# Start of Source data
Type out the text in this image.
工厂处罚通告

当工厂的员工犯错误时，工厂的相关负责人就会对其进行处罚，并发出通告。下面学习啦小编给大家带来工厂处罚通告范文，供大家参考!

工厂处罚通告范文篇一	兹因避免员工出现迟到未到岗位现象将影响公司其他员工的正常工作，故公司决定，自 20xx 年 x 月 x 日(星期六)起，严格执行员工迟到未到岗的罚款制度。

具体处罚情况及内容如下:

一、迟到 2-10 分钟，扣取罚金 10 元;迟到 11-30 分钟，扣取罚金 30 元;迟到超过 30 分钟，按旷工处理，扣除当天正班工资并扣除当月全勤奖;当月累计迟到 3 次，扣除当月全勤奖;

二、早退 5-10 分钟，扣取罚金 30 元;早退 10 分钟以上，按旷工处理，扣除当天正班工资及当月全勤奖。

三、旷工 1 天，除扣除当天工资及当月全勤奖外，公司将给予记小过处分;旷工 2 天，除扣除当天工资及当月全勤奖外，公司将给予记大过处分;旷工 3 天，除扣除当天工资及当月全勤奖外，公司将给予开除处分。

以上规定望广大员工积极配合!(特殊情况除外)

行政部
# End of Source data
# Start of Source data
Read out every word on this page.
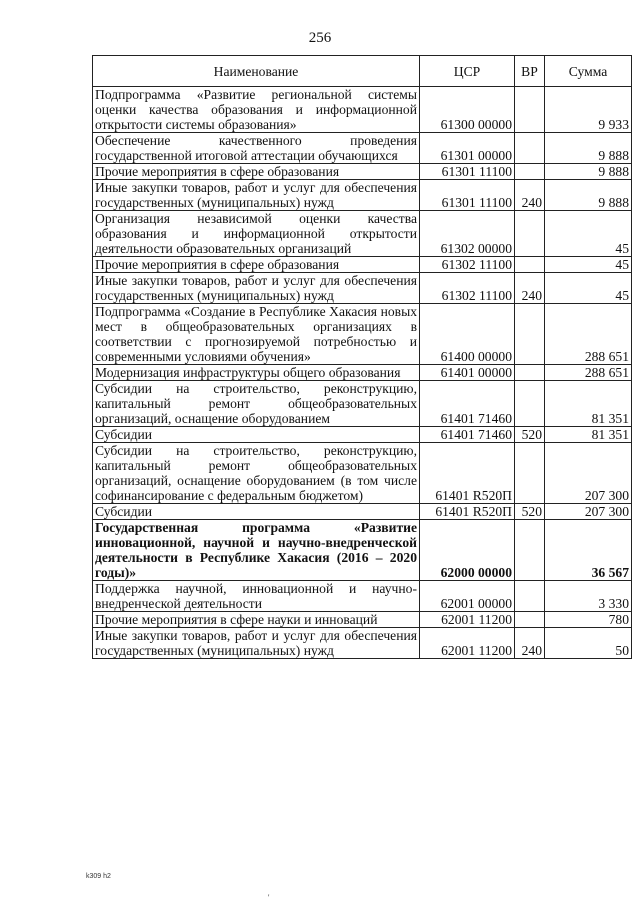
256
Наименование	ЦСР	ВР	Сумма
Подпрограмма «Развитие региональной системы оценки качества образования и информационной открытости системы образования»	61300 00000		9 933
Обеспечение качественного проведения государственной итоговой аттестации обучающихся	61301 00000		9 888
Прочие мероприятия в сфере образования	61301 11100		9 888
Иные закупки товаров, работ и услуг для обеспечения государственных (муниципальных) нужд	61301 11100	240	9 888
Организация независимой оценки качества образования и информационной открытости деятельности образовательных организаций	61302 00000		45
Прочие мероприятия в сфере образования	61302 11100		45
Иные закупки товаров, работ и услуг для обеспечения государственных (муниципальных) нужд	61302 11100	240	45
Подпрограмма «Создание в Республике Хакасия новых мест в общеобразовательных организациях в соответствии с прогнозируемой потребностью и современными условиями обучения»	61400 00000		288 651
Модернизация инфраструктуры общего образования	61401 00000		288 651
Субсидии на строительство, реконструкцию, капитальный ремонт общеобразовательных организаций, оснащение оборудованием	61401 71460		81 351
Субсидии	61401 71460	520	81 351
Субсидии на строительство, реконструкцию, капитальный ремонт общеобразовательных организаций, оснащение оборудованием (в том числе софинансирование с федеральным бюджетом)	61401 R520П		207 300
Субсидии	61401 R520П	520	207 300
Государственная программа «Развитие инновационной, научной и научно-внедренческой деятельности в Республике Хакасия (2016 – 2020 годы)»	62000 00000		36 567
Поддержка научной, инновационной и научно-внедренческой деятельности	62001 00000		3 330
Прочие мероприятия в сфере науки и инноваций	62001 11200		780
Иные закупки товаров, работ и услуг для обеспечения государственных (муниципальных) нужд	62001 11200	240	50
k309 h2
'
# End of Source data
# Start of Source data
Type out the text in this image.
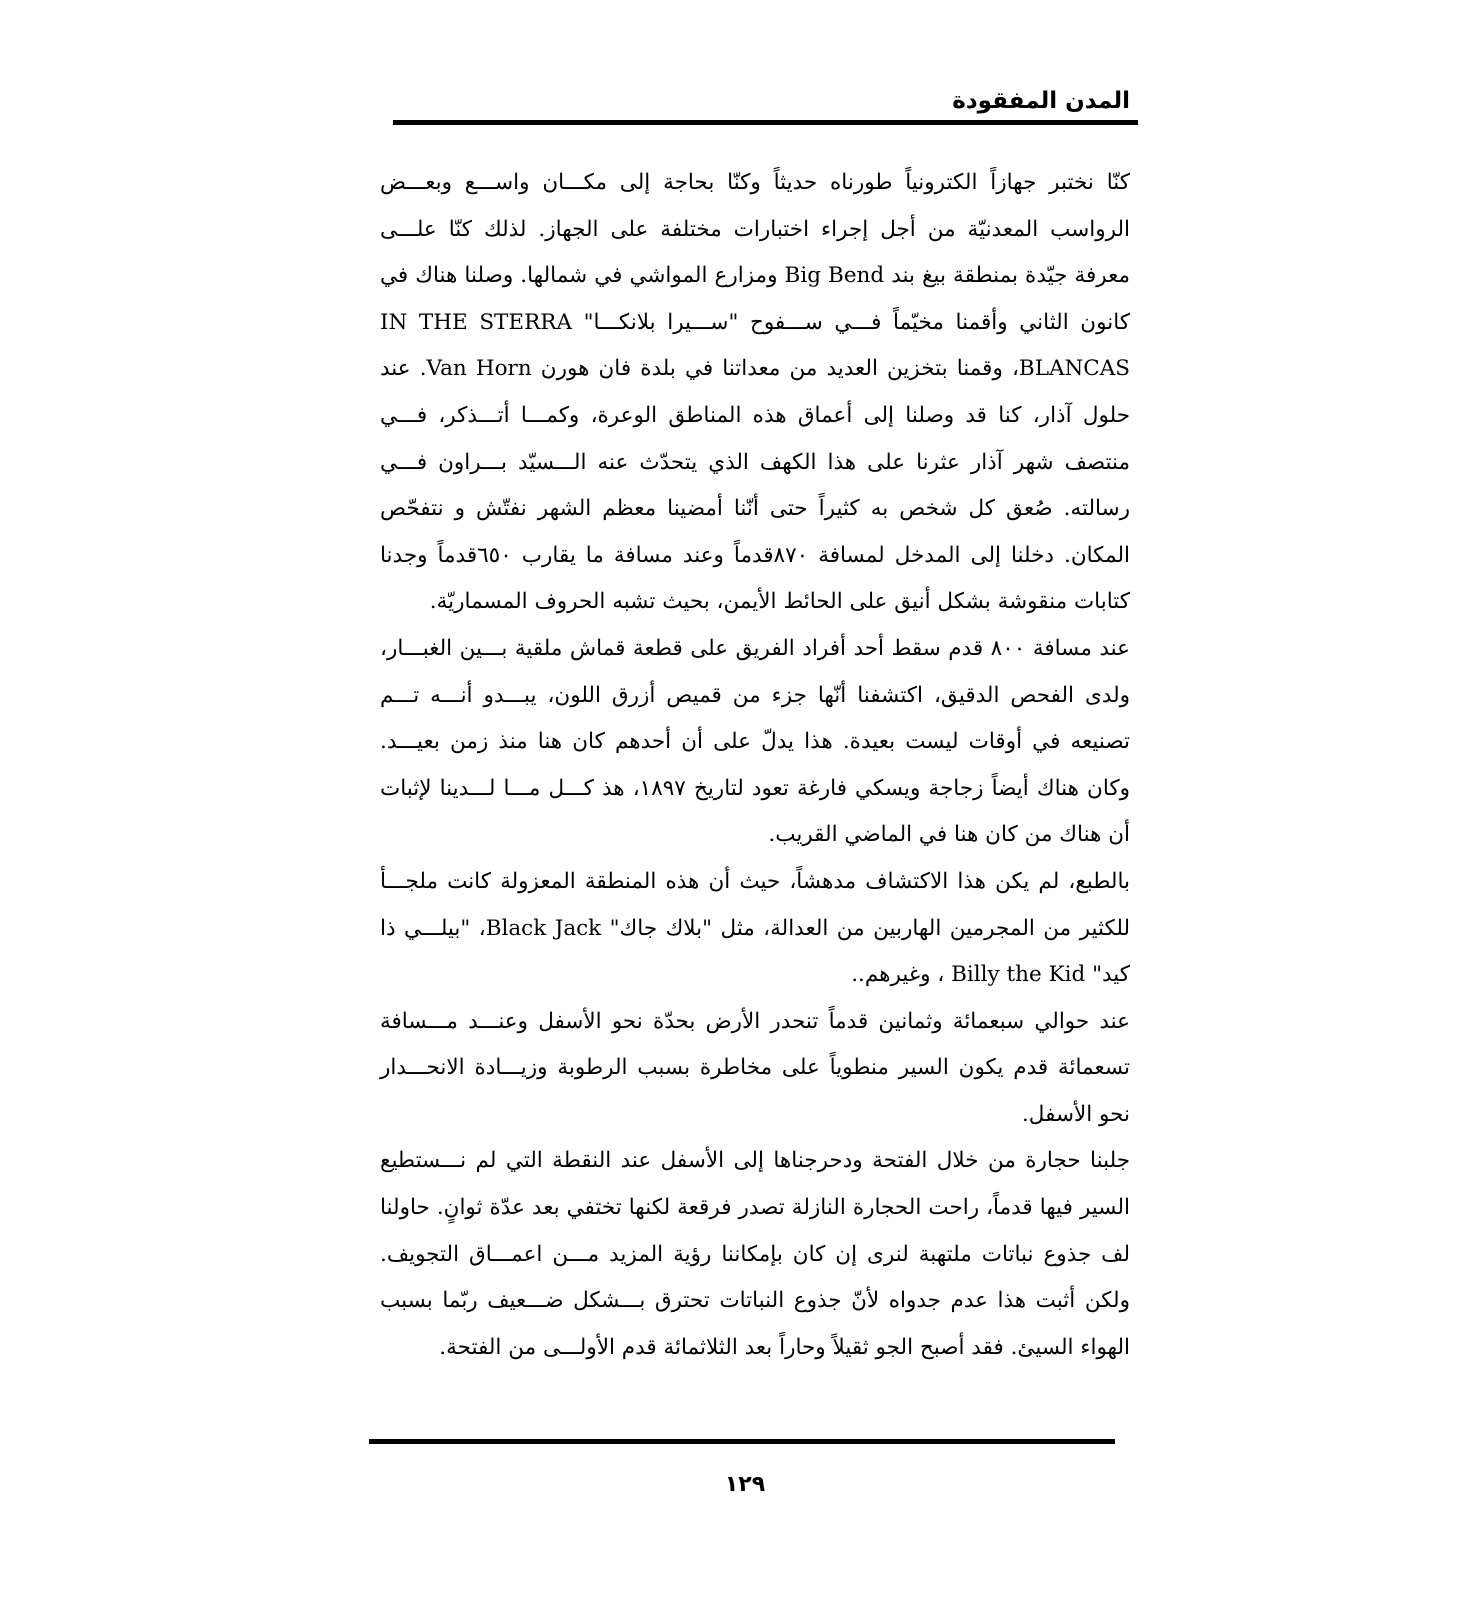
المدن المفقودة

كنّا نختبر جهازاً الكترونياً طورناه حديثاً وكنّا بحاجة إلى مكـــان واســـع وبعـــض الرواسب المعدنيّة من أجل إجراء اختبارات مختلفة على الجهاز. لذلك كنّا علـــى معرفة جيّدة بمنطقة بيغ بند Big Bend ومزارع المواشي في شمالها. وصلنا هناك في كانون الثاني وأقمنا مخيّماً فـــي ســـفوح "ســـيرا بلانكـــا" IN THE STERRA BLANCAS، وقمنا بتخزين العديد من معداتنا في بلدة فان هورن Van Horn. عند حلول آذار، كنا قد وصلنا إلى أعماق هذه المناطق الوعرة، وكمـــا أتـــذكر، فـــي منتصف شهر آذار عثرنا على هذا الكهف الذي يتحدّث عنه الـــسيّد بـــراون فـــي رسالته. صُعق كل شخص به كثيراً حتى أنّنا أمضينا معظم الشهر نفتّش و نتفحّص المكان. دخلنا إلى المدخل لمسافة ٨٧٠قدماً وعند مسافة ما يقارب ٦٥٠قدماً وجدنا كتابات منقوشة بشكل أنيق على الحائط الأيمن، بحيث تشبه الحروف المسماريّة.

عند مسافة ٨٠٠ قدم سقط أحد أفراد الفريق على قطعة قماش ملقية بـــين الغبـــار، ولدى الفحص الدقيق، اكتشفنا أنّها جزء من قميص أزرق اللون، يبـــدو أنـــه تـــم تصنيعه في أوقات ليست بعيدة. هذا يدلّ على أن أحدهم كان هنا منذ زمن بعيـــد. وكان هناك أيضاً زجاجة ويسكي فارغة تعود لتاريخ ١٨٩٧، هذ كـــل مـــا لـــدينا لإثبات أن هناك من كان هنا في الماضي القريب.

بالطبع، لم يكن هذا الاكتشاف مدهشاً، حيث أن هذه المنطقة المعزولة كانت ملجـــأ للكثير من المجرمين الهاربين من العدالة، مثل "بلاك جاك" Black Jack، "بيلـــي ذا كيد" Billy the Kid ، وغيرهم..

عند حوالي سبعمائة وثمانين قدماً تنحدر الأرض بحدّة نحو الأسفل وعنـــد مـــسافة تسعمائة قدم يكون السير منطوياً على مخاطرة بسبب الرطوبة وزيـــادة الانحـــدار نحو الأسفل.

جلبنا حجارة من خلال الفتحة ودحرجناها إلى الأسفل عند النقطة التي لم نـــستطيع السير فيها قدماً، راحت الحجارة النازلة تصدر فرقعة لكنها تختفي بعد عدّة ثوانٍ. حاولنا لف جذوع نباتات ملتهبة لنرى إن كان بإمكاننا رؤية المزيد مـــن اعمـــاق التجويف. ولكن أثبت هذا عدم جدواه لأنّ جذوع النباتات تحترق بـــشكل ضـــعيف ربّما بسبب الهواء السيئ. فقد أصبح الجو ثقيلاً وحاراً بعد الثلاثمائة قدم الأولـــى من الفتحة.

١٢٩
# End of Source data
* _Job_:
Tell how many lines in the material contain the word "按旷工处理". Only the number is wanted.

* _Written solution_:
2